Andrea Jaque
Desde sus inicios como miembro de FEGACH, Winkler ha recorrido un camino ascendente: primero como coordinador y ahora como líder de un vasto territorio que se extiende desde Rancagua hasta Punta Arenas. “La FEGACH es la única federación gastronómica en el país y nuestro desafío es crecer, integrar ramas afines como la de baristas y descentralizar las actividades”, señaló. Actualmente integra a más de 300 socios, todos cocineros profesionales y asociaciones como Chef del Mar y Pucón Chef.
Entre sus próximos hitos destaca el seminario “Entre la huerta y el mar”, donde compartirá escenario con figuras de talla mundial como Nicolás Gárate, multicampeón de gastronomía; Gustavo Villoldo, chef del Hotel Sheraton Latinoamérica; y Marcelo Pino, uno de los sommeliers más reconocidos de Chile. Winkler subraya que la cocina hoy también se proyecta en el espacio digital: “Las redes sociales han abierto un nuevo trabajo para los cocineros. Hoy puedes ser tu propio jefe, viajar y seguir generando ingresos”. Sus cifras lo avalan: cerca de un millón de seguidores sumando Instagram, Facebook y TikTok.
Consciente de la responsabilidad que implica su cargo, Winkler enfatiza su compromiso con la descentralización: reuniones de socios en distintas ciudades del sur y proyectos de recetas chilenas en redes sociales, bajo el sello FEGACH.
“Quiero que cada socio se sienta activo y representado, que la Federación no sea sólo Santiago, sino también el sur. La unión es nuestro objetivo”, afirma con convicción.

- [CONTENIDO DEL LISTADO]

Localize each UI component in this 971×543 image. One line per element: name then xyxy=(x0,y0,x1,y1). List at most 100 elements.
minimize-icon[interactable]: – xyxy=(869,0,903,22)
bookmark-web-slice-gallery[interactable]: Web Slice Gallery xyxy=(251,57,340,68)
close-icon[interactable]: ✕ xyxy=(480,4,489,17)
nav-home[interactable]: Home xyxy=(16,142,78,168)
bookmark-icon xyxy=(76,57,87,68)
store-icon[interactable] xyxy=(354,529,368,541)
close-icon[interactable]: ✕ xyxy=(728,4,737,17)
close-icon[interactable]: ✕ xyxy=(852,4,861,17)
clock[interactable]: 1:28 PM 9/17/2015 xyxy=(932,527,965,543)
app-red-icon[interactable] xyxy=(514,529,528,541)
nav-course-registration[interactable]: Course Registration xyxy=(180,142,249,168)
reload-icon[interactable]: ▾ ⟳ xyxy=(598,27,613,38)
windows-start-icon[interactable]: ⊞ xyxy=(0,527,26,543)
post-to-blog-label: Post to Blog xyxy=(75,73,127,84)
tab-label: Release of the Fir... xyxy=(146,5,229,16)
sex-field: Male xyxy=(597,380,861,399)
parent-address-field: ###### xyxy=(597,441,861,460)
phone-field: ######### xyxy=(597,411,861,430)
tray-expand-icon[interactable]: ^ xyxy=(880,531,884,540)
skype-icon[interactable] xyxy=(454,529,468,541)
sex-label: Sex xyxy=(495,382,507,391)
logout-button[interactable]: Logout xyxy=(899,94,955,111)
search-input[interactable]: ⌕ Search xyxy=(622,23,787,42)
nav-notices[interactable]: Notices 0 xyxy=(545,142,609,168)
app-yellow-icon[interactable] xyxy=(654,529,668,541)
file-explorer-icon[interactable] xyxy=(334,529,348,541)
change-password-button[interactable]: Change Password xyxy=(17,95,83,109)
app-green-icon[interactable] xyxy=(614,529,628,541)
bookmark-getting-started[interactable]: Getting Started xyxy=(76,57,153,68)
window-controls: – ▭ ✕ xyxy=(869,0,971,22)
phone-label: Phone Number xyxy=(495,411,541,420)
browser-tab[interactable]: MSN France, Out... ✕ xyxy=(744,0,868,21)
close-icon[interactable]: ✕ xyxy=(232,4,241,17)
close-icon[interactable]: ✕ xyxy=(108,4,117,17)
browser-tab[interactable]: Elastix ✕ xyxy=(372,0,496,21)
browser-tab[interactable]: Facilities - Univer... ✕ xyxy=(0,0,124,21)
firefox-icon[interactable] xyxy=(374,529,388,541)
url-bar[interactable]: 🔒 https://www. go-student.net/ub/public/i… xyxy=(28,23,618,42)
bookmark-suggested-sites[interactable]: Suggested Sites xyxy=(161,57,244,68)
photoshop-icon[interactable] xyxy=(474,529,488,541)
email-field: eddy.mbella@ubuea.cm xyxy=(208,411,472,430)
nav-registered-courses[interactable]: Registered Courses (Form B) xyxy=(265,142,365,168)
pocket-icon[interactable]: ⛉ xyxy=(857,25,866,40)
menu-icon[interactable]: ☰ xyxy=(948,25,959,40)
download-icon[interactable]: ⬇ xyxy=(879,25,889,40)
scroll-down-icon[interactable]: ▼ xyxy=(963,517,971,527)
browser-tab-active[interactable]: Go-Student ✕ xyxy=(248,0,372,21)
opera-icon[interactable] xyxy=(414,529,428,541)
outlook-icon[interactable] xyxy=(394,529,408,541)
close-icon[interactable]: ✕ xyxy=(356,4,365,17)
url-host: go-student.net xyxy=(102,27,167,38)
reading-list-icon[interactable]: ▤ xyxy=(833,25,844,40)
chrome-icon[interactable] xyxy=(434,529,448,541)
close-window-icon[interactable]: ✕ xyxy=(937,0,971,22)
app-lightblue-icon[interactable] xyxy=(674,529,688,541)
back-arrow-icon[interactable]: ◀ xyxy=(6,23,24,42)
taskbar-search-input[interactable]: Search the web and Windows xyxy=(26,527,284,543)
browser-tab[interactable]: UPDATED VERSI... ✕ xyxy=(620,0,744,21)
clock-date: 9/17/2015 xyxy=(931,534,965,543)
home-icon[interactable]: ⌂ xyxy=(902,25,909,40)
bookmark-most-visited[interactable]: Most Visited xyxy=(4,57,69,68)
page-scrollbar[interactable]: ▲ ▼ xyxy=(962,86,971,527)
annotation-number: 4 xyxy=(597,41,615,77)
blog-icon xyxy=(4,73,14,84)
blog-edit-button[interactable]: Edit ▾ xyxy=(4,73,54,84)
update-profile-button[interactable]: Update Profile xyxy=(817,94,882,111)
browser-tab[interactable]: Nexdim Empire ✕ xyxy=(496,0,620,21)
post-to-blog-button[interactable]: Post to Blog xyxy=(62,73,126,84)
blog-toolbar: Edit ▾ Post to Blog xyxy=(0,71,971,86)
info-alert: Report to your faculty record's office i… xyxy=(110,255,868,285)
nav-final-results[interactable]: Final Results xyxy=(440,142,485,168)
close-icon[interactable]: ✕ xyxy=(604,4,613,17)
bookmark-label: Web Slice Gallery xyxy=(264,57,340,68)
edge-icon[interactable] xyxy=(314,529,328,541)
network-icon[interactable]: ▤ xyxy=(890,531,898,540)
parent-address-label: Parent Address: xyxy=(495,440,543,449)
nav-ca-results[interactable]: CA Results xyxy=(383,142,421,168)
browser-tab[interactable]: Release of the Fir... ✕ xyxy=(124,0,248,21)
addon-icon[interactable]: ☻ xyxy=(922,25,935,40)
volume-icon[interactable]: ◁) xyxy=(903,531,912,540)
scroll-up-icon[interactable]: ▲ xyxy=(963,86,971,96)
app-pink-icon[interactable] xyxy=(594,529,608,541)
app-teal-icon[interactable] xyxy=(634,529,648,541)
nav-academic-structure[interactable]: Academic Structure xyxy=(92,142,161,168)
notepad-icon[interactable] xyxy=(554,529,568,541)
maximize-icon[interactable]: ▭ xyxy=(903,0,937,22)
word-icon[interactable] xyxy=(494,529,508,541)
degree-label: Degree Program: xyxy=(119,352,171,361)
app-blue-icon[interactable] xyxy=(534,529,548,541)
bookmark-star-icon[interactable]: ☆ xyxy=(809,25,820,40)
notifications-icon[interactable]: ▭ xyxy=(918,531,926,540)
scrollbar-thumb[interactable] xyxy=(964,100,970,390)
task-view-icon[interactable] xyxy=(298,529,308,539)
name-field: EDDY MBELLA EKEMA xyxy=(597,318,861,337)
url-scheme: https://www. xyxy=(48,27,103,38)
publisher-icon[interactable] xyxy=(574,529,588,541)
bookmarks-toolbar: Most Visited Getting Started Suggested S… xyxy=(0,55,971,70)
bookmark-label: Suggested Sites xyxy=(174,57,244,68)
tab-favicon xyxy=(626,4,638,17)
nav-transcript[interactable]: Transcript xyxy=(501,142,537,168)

- [TAREAS PROPUESTAS]
• 1. Según el texto sobre Winkler y la FEGACH, ¿cuántos socios integra actualmente la federación?
• 2. Escribe la continuación del texto sobre Winkler y la FEGACH a partir de su último párrafo.

- [RESPUESTAS]
• 1. Más de 300 socios, todos cocineros profesionales.

• 2.
En el horizonte de sus desafíos personales y comunitarios, Eduino Winkler despliega propuestas que buscan innovar y acercar la gastronomía a la vida cotidiana. Entre ellas destacan las “Cenas Clandestinas”, encuentros en casas particulares donde conocidos y desconocidos compartirán alrededor de un menú de cinco tiempos (platos), concebido como una experiencia sorpresa y de conexión. A ello se suma la “Cocinaterapia”, jornadas completas que transforman la cocina en un espacio de convivencia, aprendizaje y bienestar: desde la preparación compartida de platos tradicionales hasta la conversación distendida y el disfrute colectivo. Ambas iniciativas reflejan su visión de la gastronomía como un puente hacia la comunidad, capaz de generar vínculos, alivio y alegría en torno al acto de cocinar y compartir.
El camino de Eduino Winkler refleja la fuerza de la cocina chilena como motor cultural y social. Su liderazgo promete no sólo elevar la gastronomía del sur, sino también abrir espacios de encuentro donde la cocina se viva como arte, oficio y terapia.